**What the task asks**: In the listing below, please print the line that contains "Output the text content of this document." and every line that follows it, exactly.

── Task data ──

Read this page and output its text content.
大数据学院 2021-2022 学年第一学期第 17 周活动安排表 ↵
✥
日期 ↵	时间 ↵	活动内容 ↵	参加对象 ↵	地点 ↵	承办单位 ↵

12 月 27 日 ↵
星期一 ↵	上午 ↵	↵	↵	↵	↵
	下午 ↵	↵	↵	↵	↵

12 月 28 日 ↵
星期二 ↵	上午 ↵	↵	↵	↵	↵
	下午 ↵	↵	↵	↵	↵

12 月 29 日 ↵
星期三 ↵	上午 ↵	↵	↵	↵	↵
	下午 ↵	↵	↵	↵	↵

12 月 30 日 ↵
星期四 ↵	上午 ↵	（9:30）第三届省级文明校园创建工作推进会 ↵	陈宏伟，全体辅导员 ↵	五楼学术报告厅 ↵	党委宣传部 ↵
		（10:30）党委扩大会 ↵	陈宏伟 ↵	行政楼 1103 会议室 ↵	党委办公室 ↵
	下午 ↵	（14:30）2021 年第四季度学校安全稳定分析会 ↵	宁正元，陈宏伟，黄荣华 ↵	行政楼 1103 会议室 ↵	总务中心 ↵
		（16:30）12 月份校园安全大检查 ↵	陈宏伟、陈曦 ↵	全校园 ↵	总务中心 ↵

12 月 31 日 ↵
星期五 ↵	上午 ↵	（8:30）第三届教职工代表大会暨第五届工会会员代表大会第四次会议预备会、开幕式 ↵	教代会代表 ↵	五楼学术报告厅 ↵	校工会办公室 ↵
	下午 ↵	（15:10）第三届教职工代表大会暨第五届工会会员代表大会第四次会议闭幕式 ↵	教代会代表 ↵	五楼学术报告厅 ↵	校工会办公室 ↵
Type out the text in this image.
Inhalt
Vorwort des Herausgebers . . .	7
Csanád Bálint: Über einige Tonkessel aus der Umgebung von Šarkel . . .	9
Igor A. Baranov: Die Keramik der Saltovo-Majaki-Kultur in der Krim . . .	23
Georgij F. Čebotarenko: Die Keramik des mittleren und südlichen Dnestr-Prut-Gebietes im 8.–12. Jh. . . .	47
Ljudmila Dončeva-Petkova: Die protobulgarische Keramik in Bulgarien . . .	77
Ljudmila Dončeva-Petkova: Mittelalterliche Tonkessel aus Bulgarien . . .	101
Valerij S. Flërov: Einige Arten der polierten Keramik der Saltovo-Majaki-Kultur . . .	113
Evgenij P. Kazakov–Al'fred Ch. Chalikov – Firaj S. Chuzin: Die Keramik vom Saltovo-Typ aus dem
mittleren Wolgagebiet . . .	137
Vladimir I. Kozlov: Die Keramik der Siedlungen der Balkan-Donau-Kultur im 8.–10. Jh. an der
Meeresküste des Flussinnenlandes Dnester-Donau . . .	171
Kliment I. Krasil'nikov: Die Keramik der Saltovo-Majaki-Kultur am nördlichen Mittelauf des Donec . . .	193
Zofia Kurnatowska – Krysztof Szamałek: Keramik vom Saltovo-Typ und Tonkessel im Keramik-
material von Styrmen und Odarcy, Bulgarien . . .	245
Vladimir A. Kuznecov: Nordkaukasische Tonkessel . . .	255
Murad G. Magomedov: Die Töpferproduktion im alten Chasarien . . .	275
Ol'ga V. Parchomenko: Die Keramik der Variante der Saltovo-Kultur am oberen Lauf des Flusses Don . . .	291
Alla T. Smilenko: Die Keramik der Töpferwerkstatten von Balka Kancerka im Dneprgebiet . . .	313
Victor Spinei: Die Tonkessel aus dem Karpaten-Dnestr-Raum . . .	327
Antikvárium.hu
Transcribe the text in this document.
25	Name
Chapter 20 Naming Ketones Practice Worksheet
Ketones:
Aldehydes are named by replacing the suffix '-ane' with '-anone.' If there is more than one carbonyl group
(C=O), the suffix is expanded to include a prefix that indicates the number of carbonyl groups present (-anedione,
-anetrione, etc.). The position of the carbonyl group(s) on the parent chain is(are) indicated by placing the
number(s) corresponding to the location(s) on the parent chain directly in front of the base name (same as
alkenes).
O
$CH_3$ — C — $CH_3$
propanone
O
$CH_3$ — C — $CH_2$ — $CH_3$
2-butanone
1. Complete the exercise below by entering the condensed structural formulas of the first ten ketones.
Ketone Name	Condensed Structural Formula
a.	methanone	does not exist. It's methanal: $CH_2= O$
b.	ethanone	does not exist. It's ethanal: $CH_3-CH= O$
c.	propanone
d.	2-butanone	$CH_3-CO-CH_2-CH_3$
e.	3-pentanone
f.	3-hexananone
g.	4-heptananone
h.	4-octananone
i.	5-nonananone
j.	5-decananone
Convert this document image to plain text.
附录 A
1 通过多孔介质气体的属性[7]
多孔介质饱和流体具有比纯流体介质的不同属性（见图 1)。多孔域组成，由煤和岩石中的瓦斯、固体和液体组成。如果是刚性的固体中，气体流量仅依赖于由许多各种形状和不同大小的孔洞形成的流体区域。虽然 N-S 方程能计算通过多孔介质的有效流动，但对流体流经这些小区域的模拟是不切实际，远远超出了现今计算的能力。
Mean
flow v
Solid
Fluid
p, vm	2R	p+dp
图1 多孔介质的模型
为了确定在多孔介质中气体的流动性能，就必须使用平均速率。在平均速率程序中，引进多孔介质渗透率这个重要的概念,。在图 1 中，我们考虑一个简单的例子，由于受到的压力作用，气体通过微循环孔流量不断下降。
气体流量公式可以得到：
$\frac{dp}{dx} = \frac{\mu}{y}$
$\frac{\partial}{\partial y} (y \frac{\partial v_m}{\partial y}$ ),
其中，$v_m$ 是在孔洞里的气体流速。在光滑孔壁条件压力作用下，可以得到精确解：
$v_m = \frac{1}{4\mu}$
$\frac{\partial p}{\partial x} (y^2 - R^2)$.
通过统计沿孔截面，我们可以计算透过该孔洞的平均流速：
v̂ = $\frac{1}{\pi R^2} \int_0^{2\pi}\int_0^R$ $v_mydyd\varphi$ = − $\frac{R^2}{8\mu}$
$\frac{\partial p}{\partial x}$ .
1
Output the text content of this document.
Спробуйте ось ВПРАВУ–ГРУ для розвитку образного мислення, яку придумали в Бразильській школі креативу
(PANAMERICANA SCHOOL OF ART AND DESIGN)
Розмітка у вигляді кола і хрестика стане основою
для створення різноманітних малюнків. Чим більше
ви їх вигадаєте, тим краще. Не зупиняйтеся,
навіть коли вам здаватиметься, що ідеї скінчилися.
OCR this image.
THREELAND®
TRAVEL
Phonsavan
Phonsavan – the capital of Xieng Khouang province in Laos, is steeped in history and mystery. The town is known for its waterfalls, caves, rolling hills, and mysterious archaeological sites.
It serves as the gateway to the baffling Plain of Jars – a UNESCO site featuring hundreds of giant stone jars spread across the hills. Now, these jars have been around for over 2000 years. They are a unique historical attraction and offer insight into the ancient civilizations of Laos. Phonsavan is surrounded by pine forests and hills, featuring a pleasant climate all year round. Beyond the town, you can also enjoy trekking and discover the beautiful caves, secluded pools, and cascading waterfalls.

───

**Complete output**:
Output the text content of this document.
Спробуйте ось ВПРАВУ–ГРУ для розвитку образного мислення, яку придумали в Бразильській школі креативу
(PANAMERICANA SCHOOL OF ART AND DESIGN)
Розмітка у вигляді кола і хрестика стане основою
для створення різноманітних малюнків. Чим більше
ви їх вигадаєте, тим краще. Не зупиняйтеся,
навіть коли вам здаватиметься, що ідеї скінчилися.
OCR this image.
THREELAND®
TRAVEL
Phonsavan
Phonsavan – the capital of Xieng Khouang province in Laos, is steeped in history and mystery. The town is known for its waterfalls, caves, rolling hills, and mysterious archaeological sites.
It serves as the gateway to the baffling Plain of Jars – a UNESCO site featuring hundreds of giant stone jars spread across the hills. Now, these jars have been around for over 2000 years. They are a unique historical attraction and offer insight into the ancient civilizations of Laos. Phonsavan is surrounded by pine forests and hills, featuring a pleasant climate all year round. Beyond the town, you can also enjoy trekking and discover the beautiful caves, secluded pools, and cascading waterfalls.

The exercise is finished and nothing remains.